WRITTEN INSTRUCTION: Convert the data below into a two-column CSV with the headers "description" and "locations". Give each entry one row, with its text in the first column and its answer in the second, each in double quotes and with line breaks replaced by spaces.

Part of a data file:

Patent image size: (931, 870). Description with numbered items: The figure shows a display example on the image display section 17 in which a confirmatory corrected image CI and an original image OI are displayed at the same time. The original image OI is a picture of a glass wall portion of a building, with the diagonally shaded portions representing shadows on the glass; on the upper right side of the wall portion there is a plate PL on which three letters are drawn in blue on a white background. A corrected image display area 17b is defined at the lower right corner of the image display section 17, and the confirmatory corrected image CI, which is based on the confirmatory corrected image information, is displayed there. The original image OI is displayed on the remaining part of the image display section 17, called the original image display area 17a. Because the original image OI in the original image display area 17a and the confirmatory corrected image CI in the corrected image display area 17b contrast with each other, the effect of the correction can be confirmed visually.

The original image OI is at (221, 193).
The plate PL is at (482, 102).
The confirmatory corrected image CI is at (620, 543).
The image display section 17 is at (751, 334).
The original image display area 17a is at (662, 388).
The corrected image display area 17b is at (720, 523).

TASK SOLUTION:
description,locations
"Patent image size: (931, 870). Description with numbered items: The figure shows a display example on the image display section 17 in which a confirmatory corrected image CI and an original image OI are displayed at the same time. The original image OI is a picture of a glass wall portion of a building, with the diagonally shaded portions representing shadows on the glass; on the upper right side of the wall portion there is a plate PL on which three letters are drawn in blue on a white background. A corrected image display area 17b is defined at the lower right corner of the image display section 17, and the confirmatory corrected image CI, which is based on the confirmatory corrected image information, is displayed there. The original image OI is displayed on the remaining part of the image display section 17, called the original image display area 17a. Because the original image OI in the original image display area 17a and the confirmatory corrected image CI in the corrected image display area 17b contrast with each other, the effect of the correction can be confirmed visually.","The original image OI is at (221, 193). The plate PL is at (482, 102). The confirmatory corrected image CI is at (620, 543). The image display section 17 is at (751, 334). The original image display area 17a is at (662, 388). The corrected image display area 17b is at (720, 523)."